Written task:
Find each line with the string "true" and copy it.

Information provided:
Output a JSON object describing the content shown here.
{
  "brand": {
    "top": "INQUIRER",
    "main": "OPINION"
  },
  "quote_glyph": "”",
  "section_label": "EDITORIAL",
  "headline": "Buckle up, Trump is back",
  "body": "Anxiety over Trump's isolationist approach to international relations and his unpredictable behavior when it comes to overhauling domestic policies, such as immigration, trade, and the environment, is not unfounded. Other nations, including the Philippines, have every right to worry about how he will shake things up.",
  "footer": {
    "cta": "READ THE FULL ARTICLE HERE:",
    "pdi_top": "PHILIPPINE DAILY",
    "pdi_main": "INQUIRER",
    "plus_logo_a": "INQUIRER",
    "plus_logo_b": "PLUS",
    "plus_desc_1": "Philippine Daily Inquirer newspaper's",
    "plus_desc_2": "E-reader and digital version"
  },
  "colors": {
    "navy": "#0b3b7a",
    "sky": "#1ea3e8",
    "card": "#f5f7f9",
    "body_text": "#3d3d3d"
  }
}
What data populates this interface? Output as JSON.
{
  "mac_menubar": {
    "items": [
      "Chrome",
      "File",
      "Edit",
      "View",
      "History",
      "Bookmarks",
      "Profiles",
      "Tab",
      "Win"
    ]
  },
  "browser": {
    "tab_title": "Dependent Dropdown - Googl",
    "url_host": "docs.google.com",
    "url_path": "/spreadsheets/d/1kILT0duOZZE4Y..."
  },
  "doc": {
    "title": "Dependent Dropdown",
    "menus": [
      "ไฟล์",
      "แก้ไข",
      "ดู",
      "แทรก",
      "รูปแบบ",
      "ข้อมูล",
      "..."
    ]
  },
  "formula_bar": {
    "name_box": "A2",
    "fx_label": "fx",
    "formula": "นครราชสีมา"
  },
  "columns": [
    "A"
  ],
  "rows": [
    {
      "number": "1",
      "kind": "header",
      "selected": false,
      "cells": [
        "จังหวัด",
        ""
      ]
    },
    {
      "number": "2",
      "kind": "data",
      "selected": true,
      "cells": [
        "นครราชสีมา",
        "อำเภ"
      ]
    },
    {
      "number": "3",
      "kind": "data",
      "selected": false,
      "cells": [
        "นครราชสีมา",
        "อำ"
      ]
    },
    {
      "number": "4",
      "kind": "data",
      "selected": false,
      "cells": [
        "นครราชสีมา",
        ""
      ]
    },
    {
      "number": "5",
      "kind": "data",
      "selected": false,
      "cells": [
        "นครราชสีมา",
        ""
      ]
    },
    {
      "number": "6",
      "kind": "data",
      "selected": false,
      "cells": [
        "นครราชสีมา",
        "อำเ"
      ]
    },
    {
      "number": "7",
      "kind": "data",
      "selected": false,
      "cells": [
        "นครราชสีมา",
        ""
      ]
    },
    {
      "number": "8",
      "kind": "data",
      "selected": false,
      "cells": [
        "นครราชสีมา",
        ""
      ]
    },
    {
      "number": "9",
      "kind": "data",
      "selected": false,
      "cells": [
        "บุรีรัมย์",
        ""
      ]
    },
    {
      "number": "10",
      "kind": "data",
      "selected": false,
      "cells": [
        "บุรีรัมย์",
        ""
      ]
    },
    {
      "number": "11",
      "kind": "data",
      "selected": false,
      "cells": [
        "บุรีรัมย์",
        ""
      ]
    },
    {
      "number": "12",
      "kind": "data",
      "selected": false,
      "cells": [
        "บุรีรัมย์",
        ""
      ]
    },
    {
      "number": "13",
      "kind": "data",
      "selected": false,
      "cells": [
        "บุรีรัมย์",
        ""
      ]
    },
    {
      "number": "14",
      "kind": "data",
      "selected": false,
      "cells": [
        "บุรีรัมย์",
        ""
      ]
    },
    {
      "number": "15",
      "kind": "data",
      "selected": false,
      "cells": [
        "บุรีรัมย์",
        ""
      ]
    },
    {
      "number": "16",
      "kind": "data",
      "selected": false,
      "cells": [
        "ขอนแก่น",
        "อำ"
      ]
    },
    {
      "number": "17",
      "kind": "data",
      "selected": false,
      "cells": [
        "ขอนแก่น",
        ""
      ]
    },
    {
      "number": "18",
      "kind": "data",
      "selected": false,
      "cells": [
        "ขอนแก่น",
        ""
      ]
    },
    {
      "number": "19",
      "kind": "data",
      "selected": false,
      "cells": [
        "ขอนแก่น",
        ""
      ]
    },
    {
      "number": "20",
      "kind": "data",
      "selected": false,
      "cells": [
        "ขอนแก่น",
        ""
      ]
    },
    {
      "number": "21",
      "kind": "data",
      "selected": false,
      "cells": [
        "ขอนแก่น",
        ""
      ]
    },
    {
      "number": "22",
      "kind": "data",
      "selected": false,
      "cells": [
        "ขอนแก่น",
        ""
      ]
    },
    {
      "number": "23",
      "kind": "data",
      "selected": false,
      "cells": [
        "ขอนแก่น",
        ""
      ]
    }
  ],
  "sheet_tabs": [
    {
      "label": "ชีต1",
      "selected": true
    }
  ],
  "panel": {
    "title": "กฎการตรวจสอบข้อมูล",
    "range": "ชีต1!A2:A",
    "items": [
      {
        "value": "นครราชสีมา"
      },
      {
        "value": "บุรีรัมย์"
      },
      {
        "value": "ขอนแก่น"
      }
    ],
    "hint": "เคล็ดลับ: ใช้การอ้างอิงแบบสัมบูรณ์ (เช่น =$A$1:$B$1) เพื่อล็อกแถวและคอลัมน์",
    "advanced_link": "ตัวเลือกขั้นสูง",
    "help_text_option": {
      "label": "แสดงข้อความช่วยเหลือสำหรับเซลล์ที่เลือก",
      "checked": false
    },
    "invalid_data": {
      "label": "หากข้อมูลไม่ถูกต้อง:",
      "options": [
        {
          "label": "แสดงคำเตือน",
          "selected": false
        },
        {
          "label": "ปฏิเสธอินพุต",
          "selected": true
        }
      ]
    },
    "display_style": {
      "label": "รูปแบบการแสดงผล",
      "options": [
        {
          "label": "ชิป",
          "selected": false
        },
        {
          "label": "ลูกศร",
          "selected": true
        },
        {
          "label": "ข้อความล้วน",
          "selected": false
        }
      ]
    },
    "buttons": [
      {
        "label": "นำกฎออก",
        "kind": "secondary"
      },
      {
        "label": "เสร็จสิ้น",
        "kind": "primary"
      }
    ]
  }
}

Worked solution:
      "selected": true,
      "selected": true
          "selected": true
          "selected": true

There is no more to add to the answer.